Sermon preached at Whitkirk Parish Church

Ash Wednesday - 25th February 2009

 

A couple of phrases have been reverberating round my head over the past few weeks.  They are ‘In the midst of life there is death’ and ‘death comes like a thief in the night’.  For those who don’t know my father-in-law died very suddenly at the beginning of the month.  I was painting the bathroom ceiling, one of those jobs you put off until the weather is so bad that there is nothing else you can do to distract you and you have to get on with it, because it involves defungussising first.  James and Michael had been making best use of a bonus day off school and with friends blasted one another with snow balls in Temple Newsam.  They had just returned for a warm-up.  Then the phone rang and it was one of Susan’s dad’s friends and our lives were instantly turned upside down.  Literally, death had come like a thief in the night and in the midst of our life there was death staring at us.

 

That gives Ash Wednesday all the more poignancy for us this year.  To be told, as we shall be in a moment, we are dust and to dust we shall return, has an edge to it that I wasn’t expecting.  To be called to focus on the gift that is life, so fragile and unpredictable, is timely.  Today is a mini funeral when we are reminded of our own mortality and the challenge that all good funerals should include to use aright the time that is left to us here on earth, to repent of sin, the evil we have done and the good we have not done, and to be strengthened to follow the steps of Christ in the way that leads to the fullness of eternal life – to paraphrase a traditional funeral prayer.

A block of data
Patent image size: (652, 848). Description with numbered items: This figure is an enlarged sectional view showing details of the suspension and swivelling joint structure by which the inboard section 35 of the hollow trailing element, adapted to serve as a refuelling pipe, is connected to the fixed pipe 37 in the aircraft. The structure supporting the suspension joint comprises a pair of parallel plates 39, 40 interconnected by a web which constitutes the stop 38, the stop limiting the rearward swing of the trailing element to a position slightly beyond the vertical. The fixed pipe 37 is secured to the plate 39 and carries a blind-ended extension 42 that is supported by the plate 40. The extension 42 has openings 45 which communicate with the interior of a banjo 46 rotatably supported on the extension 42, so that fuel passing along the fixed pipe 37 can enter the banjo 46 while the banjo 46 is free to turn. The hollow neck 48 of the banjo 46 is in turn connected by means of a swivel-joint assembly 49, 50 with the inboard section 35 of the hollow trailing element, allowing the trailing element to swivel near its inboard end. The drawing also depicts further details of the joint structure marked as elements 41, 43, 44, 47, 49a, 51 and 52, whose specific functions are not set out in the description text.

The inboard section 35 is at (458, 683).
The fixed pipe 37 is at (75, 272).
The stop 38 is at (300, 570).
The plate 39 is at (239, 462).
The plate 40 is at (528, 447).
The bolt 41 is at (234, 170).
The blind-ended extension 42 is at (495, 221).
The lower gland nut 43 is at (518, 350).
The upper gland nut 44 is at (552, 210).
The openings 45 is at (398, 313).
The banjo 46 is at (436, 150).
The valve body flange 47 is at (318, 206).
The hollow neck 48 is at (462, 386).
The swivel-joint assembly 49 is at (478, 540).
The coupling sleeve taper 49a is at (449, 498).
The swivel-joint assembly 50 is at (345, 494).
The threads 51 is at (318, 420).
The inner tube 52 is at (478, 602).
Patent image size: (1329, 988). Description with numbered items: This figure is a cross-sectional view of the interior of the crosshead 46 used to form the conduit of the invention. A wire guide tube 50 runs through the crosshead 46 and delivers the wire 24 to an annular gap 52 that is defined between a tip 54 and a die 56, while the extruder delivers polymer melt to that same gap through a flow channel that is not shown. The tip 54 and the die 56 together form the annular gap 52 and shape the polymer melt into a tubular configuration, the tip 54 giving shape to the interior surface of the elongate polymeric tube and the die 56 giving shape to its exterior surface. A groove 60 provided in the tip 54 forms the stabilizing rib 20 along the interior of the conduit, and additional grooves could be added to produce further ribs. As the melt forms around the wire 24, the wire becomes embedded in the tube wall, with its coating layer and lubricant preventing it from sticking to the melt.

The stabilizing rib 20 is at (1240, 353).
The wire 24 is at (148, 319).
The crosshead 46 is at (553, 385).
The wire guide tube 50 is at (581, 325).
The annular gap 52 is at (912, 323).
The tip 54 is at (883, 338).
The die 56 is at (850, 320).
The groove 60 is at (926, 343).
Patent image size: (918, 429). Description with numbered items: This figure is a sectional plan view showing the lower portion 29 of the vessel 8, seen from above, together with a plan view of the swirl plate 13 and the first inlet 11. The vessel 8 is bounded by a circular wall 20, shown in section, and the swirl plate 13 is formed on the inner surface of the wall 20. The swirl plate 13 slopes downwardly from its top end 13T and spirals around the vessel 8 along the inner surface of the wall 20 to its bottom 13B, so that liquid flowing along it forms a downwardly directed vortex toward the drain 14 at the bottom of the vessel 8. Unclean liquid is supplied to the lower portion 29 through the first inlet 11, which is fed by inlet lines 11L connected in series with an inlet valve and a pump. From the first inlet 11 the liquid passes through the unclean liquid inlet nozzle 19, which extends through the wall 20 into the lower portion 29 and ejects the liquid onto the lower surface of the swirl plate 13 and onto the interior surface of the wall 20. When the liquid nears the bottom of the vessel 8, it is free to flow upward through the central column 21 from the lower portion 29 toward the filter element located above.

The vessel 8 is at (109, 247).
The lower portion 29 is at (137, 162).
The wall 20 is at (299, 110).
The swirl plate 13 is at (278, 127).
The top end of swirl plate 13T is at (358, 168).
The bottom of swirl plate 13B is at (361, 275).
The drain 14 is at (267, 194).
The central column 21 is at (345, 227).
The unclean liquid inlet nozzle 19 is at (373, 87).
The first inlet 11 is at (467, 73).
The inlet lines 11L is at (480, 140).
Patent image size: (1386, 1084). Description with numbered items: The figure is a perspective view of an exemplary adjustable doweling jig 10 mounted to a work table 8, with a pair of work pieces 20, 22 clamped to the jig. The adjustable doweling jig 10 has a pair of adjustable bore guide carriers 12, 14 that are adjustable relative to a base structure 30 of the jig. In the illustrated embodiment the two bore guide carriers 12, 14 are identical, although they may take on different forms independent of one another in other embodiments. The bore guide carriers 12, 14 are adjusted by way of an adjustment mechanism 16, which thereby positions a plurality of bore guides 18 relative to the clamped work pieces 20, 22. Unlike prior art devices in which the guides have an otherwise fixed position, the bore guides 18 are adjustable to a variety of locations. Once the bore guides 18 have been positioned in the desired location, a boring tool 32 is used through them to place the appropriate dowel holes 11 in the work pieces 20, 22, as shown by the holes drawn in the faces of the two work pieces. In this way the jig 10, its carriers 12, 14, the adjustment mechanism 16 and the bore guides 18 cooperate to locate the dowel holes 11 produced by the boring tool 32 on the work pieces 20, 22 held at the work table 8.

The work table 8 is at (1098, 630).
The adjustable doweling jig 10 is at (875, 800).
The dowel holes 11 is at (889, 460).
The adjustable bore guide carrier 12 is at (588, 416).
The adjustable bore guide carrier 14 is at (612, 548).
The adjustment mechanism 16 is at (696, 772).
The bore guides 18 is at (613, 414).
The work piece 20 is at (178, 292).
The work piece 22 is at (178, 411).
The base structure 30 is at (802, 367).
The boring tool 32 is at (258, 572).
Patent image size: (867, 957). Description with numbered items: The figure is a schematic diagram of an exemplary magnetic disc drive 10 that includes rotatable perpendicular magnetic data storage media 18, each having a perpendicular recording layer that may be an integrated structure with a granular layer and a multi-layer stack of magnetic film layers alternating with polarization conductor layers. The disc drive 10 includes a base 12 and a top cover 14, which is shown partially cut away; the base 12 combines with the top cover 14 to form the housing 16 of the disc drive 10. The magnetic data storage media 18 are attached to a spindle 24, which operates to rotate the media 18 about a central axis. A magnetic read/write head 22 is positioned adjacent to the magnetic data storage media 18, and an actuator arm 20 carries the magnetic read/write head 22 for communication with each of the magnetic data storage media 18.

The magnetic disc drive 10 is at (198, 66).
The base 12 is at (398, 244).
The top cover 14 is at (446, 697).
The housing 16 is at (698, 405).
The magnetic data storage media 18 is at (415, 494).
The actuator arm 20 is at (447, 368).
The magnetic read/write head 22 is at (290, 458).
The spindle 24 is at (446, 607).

▶ _GOAL_: From the Ash Wednesday sermon above, extract the passage starting at "That gives Ash" and ending at "traditional funeral prayer.", copying it word for word.

▶ _RESPONSE TO THIS EXERCISE_:
That gives Ash Wednesday all the more poignancy for us this year.  To be told, as we shall be in a moment, we are dust and to dust we shall return, has an edge to it that I wasn’t expecting.  To be called to focus on the gift that is life, so fragile and unpredictable, is timely.  Today is a mini funeral when we are reminded of our own mortality and the challenge that all good funerals should include to use aright the time that is left to us here on earth, to repent of sin, the evil we have done and the good we have not done, and to be strengthened to follow the steps of Christ in the way that leads to the fullness of eternal life – to paraphrase a traditional funeral prayer.